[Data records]
────────────────────────────────────────
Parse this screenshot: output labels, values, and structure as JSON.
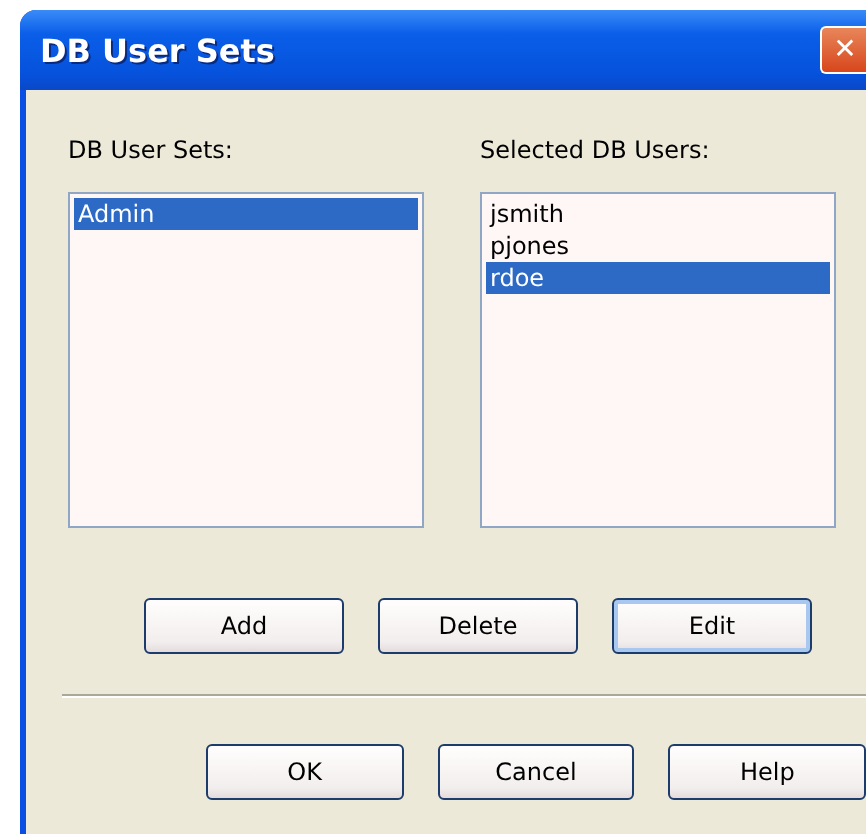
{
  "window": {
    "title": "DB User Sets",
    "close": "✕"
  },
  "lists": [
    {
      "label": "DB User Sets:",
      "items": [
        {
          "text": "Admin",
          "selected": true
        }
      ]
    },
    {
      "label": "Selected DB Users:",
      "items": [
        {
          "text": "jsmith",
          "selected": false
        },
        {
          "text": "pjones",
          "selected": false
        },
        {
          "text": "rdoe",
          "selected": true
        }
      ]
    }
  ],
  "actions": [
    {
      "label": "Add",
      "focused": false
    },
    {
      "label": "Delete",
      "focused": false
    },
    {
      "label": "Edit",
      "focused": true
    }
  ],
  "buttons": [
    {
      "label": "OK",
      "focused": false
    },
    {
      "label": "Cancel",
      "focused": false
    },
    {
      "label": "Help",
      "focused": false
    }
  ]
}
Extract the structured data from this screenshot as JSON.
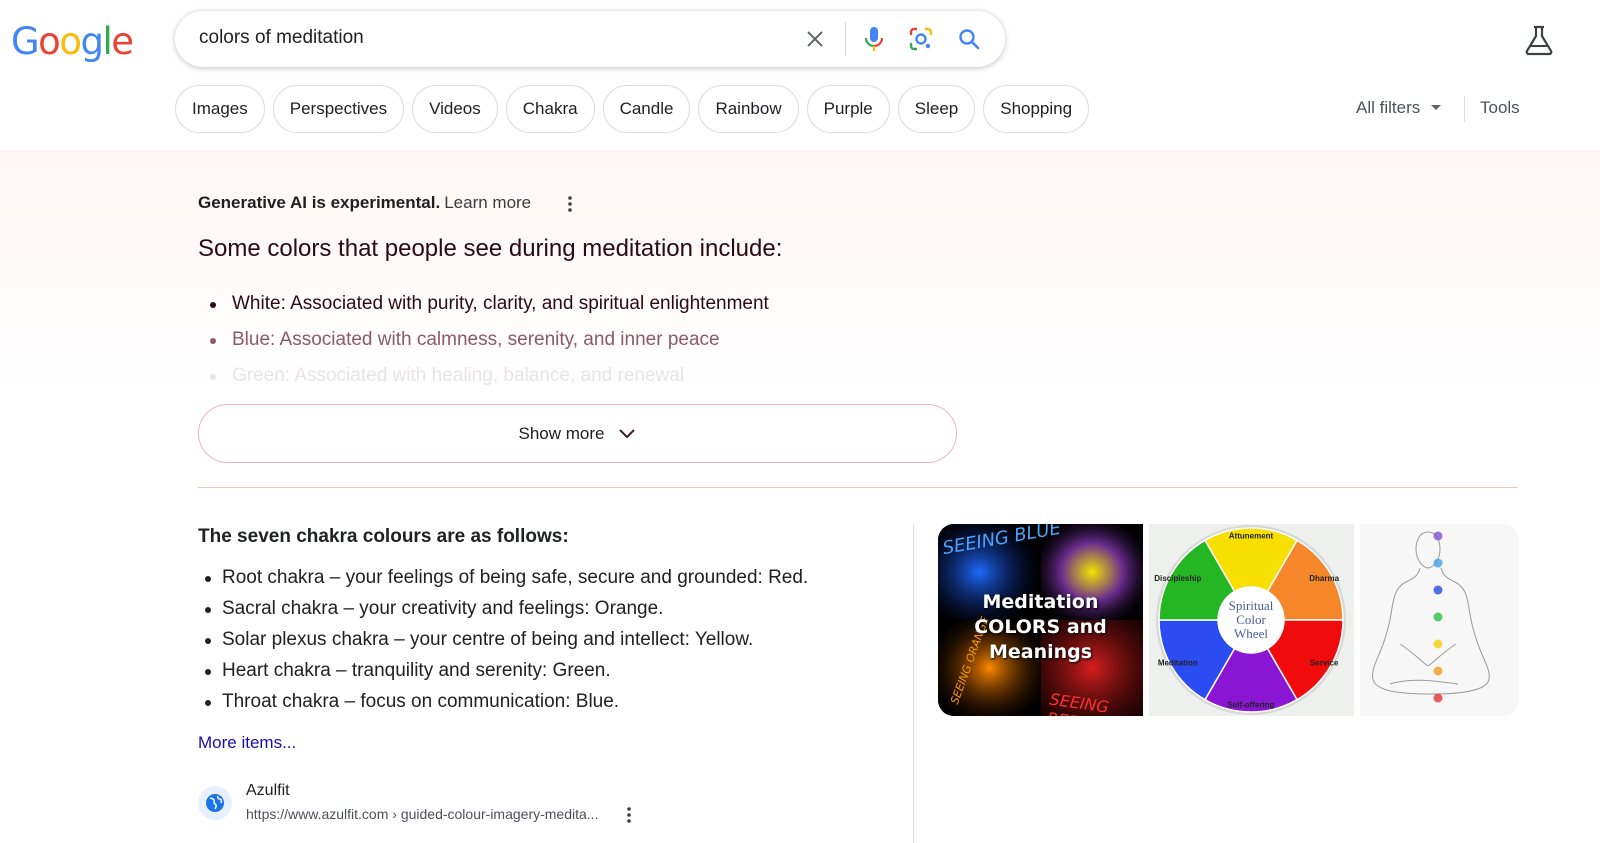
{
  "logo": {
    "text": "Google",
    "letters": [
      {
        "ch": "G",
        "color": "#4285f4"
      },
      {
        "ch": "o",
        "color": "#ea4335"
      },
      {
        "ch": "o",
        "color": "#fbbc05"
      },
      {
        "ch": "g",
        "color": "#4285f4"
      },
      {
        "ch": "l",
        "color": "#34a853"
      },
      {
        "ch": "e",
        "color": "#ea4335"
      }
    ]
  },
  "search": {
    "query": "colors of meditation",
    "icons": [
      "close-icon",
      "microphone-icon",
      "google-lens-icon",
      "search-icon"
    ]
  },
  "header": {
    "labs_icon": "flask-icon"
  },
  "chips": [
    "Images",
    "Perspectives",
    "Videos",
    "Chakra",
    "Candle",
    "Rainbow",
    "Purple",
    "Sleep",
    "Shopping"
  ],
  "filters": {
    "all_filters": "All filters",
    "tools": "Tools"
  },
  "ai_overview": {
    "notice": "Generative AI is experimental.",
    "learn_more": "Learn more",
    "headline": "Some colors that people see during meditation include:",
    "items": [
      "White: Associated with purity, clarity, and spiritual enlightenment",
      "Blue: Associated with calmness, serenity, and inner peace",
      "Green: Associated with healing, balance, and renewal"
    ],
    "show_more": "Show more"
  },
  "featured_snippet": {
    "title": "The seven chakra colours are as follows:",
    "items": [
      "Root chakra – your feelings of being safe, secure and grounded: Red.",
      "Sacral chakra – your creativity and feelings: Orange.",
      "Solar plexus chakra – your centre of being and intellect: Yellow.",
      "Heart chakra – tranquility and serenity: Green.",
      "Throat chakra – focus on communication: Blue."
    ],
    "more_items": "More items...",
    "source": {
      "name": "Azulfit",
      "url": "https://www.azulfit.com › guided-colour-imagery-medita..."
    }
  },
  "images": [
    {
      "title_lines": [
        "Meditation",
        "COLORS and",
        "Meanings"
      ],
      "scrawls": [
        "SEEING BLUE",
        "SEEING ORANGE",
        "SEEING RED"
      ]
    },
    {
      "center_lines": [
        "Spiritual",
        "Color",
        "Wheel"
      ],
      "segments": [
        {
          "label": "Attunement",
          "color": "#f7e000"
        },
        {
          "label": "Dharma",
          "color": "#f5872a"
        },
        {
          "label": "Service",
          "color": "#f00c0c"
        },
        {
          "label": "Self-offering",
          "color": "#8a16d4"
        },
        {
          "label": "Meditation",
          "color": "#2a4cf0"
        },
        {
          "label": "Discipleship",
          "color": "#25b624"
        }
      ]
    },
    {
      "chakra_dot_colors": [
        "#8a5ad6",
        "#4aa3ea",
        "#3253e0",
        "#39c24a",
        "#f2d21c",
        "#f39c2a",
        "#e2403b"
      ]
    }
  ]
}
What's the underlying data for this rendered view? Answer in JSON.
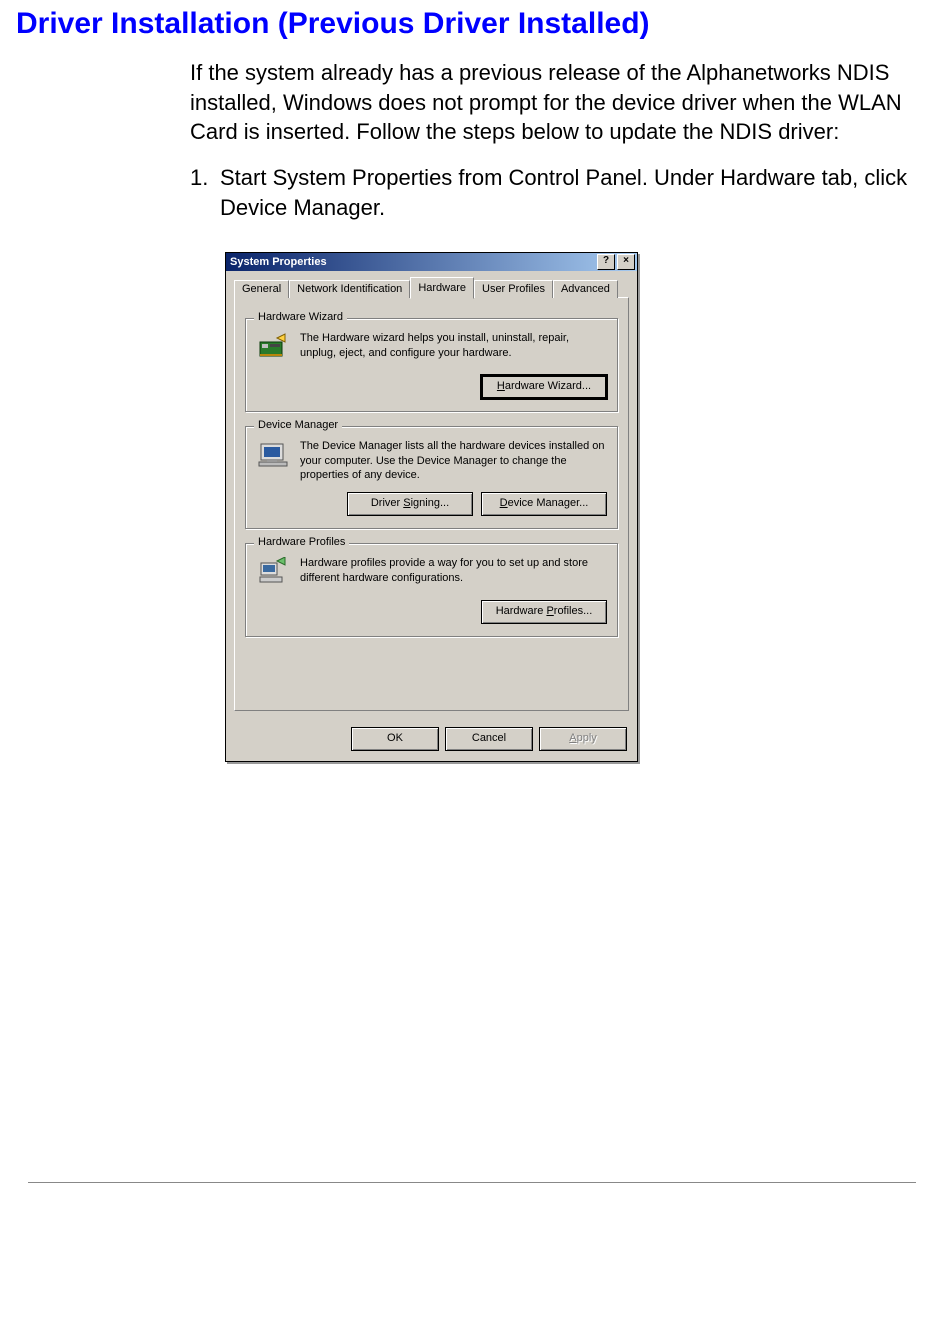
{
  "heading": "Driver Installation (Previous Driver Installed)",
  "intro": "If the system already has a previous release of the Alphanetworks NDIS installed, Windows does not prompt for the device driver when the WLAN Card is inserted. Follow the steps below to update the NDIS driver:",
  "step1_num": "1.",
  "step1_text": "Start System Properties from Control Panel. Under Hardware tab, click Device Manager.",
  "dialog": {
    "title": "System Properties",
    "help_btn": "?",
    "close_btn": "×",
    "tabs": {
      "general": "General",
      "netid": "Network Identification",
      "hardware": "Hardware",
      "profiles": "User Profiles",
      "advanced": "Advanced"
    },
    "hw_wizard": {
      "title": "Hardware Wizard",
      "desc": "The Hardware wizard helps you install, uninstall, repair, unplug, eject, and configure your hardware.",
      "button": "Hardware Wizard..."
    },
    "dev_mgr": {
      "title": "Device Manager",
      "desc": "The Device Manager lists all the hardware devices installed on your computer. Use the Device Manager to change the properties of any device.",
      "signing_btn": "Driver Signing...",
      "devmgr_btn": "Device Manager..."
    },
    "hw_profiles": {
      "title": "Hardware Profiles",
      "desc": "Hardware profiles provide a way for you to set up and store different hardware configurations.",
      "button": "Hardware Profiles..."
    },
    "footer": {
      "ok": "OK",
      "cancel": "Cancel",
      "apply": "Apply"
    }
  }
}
────────────────────────────────────────
_What you are asked to do_: Pull out all lines in the data above that include "screenshot".

_Result of this task_:
Parse this screenshot: output labels, values, and structure as JSON.
Extract the structured data from this screenshot as JSON.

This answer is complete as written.